- _Short exercise_
Return the full material exactly.

[Entries from a dataset]

— Begin —

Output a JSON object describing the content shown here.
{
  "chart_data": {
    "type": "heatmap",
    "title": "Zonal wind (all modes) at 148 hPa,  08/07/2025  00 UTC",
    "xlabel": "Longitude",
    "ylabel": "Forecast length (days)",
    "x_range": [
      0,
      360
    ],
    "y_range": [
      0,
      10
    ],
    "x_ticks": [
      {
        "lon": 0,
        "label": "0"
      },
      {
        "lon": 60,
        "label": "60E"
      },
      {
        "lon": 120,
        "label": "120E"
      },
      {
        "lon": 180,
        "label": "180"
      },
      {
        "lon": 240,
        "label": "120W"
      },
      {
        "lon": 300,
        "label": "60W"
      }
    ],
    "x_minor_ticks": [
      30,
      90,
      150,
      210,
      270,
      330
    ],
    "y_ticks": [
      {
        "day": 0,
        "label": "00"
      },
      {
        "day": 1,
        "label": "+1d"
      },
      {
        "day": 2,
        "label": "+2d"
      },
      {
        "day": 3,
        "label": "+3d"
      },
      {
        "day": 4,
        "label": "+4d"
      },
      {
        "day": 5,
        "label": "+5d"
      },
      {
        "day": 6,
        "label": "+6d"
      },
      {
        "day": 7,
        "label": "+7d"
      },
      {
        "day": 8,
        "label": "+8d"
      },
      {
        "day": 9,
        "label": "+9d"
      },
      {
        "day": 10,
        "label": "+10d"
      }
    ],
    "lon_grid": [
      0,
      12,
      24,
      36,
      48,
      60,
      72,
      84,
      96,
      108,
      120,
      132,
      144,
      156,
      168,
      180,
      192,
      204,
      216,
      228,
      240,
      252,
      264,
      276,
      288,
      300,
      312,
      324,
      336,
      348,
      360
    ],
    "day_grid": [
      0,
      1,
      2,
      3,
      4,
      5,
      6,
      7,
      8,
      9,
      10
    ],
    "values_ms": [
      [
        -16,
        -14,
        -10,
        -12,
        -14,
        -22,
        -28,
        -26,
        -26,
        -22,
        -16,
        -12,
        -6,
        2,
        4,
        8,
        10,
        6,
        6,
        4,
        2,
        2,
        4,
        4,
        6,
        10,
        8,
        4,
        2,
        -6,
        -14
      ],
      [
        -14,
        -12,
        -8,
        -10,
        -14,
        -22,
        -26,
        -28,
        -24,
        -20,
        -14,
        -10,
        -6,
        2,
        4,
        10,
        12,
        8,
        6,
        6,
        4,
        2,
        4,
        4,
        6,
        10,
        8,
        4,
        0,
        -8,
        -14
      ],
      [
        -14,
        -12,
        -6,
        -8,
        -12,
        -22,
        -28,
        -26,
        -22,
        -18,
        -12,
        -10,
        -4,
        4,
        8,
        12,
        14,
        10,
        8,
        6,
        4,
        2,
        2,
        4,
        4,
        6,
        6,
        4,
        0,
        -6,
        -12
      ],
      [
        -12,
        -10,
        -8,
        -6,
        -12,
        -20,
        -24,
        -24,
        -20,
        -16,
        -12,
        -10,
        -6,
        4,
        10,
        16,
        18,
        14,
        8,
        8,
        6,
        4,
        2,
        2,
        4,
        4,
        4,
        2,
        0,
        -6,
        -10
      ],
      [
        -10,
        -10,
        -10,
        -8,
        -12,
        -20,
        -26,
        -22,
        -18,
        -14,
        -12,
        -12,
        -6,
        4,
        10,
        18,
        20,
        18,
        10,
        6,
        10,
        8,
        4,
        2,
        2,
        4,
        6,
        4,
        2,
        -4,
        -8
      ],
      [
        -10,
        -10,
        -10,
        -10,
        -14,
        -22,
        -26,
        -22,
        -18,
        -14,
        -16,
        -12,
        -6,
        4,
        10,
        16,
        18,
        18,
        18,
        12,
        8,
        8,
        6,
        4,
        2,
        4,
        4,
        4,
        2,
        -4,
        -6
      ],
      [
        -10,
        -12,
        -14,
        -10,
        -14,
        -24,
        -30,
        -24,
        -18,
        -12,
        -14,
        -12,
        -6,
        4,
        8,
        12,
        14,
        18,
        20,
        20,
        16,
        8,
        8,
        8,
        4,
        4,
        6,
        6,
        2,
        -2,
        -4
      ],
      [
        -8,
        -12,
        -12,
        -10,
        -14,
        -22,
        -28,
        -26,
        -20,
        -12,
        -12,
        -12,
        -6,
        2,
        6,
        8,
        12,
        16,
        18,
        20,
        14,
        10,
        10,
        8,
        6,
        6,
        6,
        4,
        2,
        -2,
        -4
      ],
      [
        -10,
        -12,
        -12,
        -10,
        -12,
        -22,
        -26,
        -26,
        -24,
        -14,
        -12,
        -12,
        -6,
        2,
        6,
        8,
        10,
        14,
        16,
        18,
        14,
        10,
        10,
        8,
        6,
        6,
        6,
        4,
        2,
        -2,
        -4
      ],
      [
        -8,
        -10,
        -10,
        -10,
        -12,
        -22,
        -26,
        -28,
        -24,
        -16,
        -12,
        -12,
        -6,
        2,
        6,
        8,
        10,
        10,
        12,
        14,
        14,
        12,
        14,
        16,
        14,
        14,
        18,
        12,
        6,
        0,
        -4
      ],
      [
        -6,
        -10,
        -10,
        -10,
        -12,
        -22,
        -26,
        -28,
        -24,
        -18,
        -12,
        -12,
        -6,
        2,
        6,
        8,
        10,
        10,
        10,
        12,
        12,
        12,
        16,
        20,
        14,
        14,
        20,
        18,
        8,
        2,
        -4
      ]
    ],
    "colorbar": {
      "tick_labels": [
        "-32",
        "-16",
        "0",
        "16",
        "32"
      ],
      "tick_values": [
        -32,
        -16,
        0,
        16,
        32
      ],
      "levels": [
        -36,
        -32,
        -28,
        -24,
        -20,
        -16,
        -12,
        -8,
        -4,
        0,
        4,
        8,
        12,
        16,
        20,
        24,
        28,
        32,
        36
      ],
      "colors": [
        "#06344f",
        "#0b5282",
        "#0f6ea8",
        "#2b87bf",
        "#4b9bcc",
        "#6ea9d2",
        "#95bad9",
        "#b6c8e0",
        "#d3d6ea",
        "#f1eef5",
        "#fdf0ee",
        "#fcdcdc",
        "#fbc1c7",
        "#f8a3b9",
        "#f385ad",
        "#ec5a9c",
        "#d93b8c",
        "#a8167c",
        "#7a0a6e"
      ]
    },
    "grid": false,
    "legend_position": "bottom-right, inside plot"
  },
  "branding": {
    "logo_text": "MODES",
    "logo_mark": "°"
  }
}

— End —

- _Result of this task_
Output a JSON object describing the content shown here.
{
  "chart_data": {
    "type": "heatmap",
    "title": "Zonal wind (all modes) at 148 hPa,  08/07/2025  00 UTC",
    "xlabel": "Longitude",
    "ylabel": "Forecast length (days)",
    "x_range": [
      0,
      360
    ],
    "y_range": [
      0,
      10
    ],
    "x_ticks": [
      {
        "lon": 0,
        "label": "0"
      },
      {
        "lon": 60,
        "label": "60E"
      },
      {
        "lon": 120,
        "label": "120E"
      },
      {
        "lon": 180,
        "label": "180"
      },
      {
        "lon": 240,
        "label": "120W"
      },
      {
        "lon": 300,
        "label": "60W"
      }
    ],
    "x_minor_ticks": [
      30,
      90,
      150,
      210,
      270,
      330
    ],
    "y_ticks": [
      {
        "day": 0,
        "label": "00"
      },
      {
        "day": 1,
        "label": "+1d"
      },
      {
        "day": 2,
        "label": "+2d"
      },
      {
        "day": 3,
        "label": "+3d"
      },
      {
        "day": 4,
        "label": "+4d"
      },
      {
        "day": 5,
        "label": "+5d"
      },
      {
        "day": 6,
        "label": "+6d"
      },
      {
        "day": 7,
        "label": "+7d"
      },
      {
        "day": 8,
        "label": "+8d"
      },
      {
        "day": 9,
        "label": "+9d"
      },
      {
        "day": 10,
        "label": "+10d"
      }
    ],
    "lon_grid": [
      0,
      12,
      24,
      36,
      48,
      60,
      72,
      84,
      96,
      108,
      120,
      132,
      144,
      156,
      168,
      180,
      192,
      204,
      216,
      228,
      240,
      252,
      264,
      276,
      288,
      300,
      312,
      324,
      336,
      348,
      360
    ],
    "day_grid": [
      0,
      1,
      2,
      3,
      4,
      5,
      6,
      7,
      8,
      9,
      10
    ],
    "values_ms": [
      [
        -16,
        -14,
        -10,
        -12,
        -14,
        -22,
        -28,
        -26,
        -26,
        -22,
        -16,
        -12,
        -6,
        2,
        4,
        8,
        10,
        6,
        6,
        4,
        2,
        2,
        4,
        4,
        6,
        10,
        8,
        4,
        2,
        -6,
        -14
      ],
      [
        -14,
        -12,
        -8,
        -10,
        -14,
        -22,
        -26,
        -28,
        -24,
        -20,
        -14,
        -10,
        -6,
        2,
        4,
        10,
        12,
        8,
        6,
        6,
        4,
        2,
        4,
        4,
        6,
        10,
        8,
        4,
        0,
        -8,
        -14
      ],
      [
        -14,
        -12,
        -6,
        -8,
        -12,
        -22,
        -28,
        -26,
        -22,
        -18,
        -12,
        -10,
        -4,
        4,
        8,
        12,
        14,
        10,
        8,
        6,
        4,
        2,
        2,
        4,
        4,
        6,
        6,
        4,
        0,
        -6,
        -12
      ],
      [
        -12,
        -10,
        -8,
        -6,
        -12,
        -20,
        -24,
        -24,
        -20,
        -16,
        -12,
        -10,
        -6,
        4,
        10,
        16,
        18,
        14,
        8,
        8,
        6,
        4,
        2,
        2,
        4,
        4,
        4,
        2,
        0,
        -6,
        -10
      ],
      [
        -10,
        -10,
        -10,
        -8,
        -12,
        -20,
        -26,
        -22,
        -18,
        -14,
        -12,
        -12,
        -6,
        4,
        10,
        18,
        20,
        18,
        10,
        6,
        10,
        8,
        4,
        2,
        2,
        4,
        6,
        4,
        2,
        -4,
        -8
      ],
      [
        -10,
        -10,
        -10,
        -10,
        -14,
        -22,
        -26,
        -22,
        -18,
        -14,
        -16,
        -12,
        -6,
        4,
        10,
        16,
        18,
        18,
        18,
        12,
        8,
        8,
        6,
        4,
        2,
        4,
        4,
        4,
        2,
        -4,
        -6
      ],
      [
        -10,
        -12,
        -14,
        -10,
        -14,
        -24,
        -30,
        -24,
        -18,
        -12,
        -14,
        -12,
        -6,
        4,
        8,
        12,
        14,
        18,
        20,
        20,
        16,
        8,
        8,
        8,
        4,
        4,
        6,
        6,
        2,
        -2,
        -4
      ],
      [
        -8,
        -12,
        -12,
        -10,
        -14,
        -22,
        -28,
        -26,
        -20,
        -12,
        -12,
        -12,
        -6,
        2,
        6,
        8,
        12,
        16,
        18,
        20,
        14,
        10,
        10,
        8,
        6,
        6,
        6,
        4,
        2,
        -2,
        -4
      ],
      [
        -10,
        -12,
        -12,
        -10,
        -12,
        -22,
        -26,
        -26,
        -24,
        -14,
        -12,
        -12,
        -6,
        2,
        6,
        8,
        10,
        14,
        16,
        18,
        14,
        10,
        10,
        8,
        6,
        6,
        6,
        4,
        2,
        -2,
        -4
      ],
      [
        -8,
        -10,
        -10,
        -10,
        -12,
        -22,
        -26,
        -28,
        -24,
        -16,
        -12,
        -12,
        -6,
        2,
        6,
        8,
        10,
        10,
        12,
        14,
        14,
        12,
        14,
        16,
        14,
        14,
        18,
        12,
        6,
        0,
        -4
      ],
      [
        -6,
        -10,
        -10,
        -10,
        -12,
        -22,
        -26,
        -28,
        -24,
        -18,
        -12,
        -12,
        -6,
        2,
        6,
        8,
        10,
        10,
        10,
        12,
        12,
        12,
        16,
        20,
        14,
        14,
        20,
        18,
        8,
        2,
        -4
      ]
    ],
    "colorbar": {
      "tick_labels": [
        "-32",
        "-16",
        "0",
        "16",
        "32"
      ],
      "tick_values": [
        -32,
        -16,
        0,
        16,
        32
      ],
      "levels": [
        -36,
        -32,
        -28,
        -24,
        -20,
        -16,
        -12,
        -8,
        -4,
        0,
        4,
        8,
        12,
        16,
        20,
        24,
        28,
        32,
        36
      ],
      "colors": [
        "#06344f",
        "#0b5282",
        "#0f6ea8",
        "#2b87bf",
        "#4b9bcc",
        "#6ea9d2",
        "#95bad9",
        "#b6c8e0",
        "#d3d6ea",
        "#f1eef5",
        "#fdf0ee",
        "#fcdcdc",
        "#fbc1c7",
        "#f8a3b9",
        "#f385ad",
        "#ec5a9c",
        "#d93b8c",
        "#a8167c",
        "#7a0a6e"
      ]
    },
    "grid": false,
    "legend_position": "bottom-right, inside plot"
  },
  "branding": {
    "logo_text": "MODES",
    "logo_mark": "°"
  }
}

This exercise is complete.